##### Provided records #####

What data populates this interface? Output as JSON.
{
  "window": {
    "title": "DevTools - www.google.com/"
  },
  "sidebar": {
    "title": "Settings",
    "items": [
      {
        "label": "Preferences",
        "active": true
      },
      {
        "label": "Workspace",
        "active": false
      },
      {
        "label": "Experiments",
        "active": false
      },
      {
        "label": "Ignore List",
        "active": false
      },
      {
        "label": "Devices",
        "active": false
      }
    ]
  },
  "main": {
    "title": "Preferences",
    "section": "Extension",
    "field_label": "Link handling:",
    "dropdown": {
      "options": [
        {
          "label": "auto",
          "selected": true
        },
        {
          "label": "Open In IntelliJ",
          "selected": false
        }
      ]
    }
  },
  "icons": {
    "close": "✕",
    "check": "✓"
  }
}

#####

Short problem:
Gather each line in the data that holds the string "title".

Answer to the task:
    "title": "DevTools - www.google.com/"
    "title": "Settings",
    "title": "Preferences",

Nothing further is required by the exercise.